Exercise instructions
Find every line in the records below that contains the word "Startup", and copy each such line.

Start of Given data

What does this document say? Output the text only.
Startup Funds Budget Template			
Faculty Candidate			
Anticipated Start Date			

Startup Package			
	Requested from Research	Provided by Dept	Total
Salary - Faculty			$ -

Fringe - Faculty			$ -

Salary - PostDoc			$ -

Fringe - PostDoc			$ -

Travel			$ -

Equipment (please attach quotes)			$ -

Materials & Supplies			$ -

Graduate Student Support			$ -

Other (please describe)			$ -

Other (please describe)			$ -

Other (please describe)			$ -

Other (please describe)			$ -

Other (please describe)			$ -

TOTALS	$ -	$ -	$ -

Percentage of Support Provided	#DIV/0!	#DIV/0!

End of Given data
Start of Given data

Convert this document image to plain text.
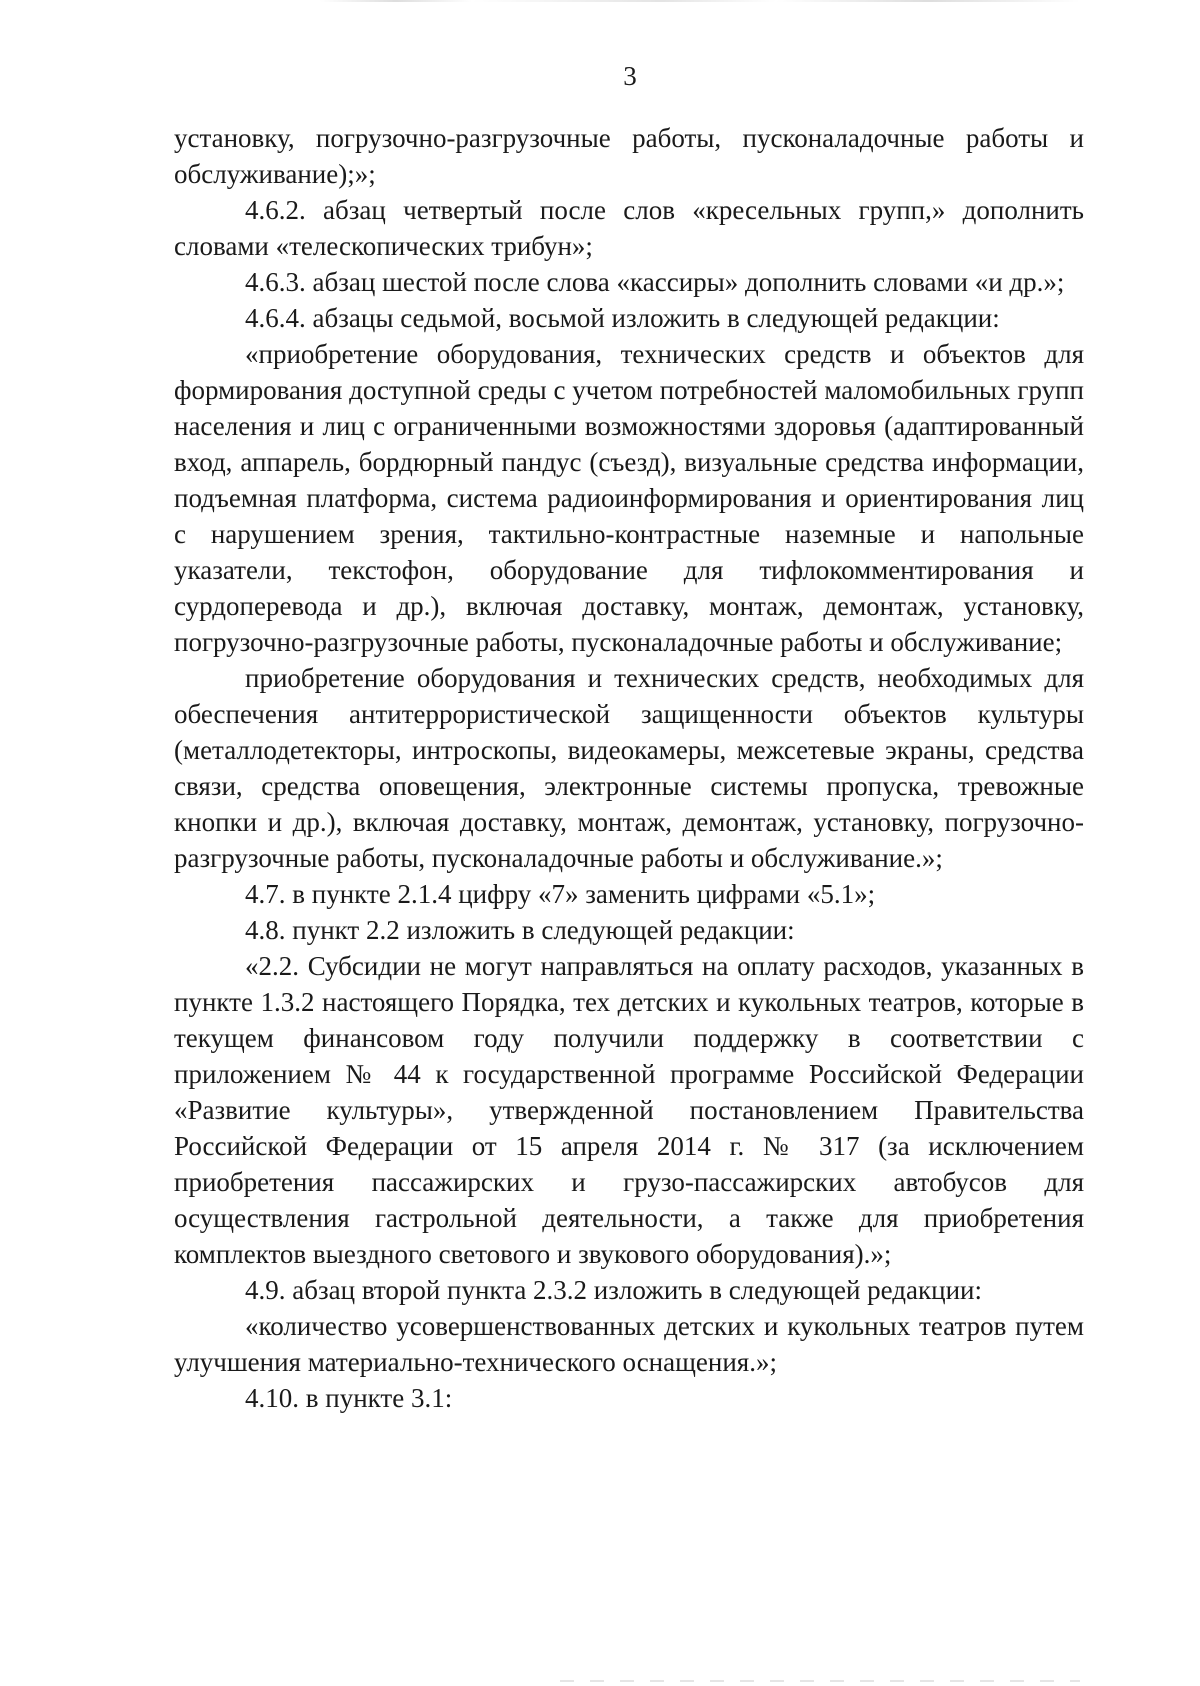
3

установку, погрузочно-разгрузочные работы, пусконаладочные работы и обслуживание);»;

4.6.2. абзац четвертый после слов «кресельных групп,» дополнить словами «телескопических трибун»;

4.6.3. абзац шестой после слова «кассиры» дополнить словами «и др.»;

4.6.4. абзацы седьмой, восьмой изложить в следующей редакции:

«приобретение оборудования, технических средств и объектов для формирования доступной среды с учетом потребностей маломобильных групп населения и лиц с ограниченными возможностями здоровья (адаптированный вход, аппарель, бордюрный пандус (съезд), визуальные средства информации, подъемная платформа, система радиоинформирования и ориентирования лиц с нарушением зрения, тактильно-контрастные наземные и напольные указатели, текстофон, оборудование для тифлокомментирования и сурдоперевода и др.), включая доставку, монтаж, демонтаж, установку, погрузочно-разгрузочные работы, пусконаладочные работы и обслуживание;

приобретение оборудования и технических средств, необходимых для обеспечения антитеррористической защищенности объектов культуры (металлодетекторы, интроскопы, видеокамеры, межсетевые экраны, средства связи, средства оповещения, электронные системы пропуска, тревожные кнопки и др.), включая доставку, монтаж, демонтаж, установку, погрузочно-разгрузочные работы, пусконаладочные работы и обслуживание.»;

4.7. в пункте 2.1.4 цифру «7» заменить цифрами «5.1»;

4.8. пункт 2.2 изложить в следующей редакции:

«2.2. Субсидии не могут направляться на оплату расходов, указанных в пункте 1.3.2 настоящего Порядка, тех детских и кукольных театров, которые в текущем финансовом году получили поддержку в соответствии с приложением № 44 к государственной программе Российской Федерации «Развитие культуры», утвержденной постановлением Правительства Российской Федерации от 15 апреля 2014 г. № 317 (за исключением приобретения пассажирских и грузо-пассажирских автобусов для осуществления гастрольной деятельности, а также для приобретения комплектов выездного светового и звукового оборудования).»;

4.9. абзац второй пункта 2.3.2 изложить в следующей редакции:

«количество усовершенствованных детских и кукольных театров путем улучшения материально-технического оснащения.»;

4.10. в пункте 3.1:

End of Given data

Correct result
Startup Funds Budget Template			
Startup Package			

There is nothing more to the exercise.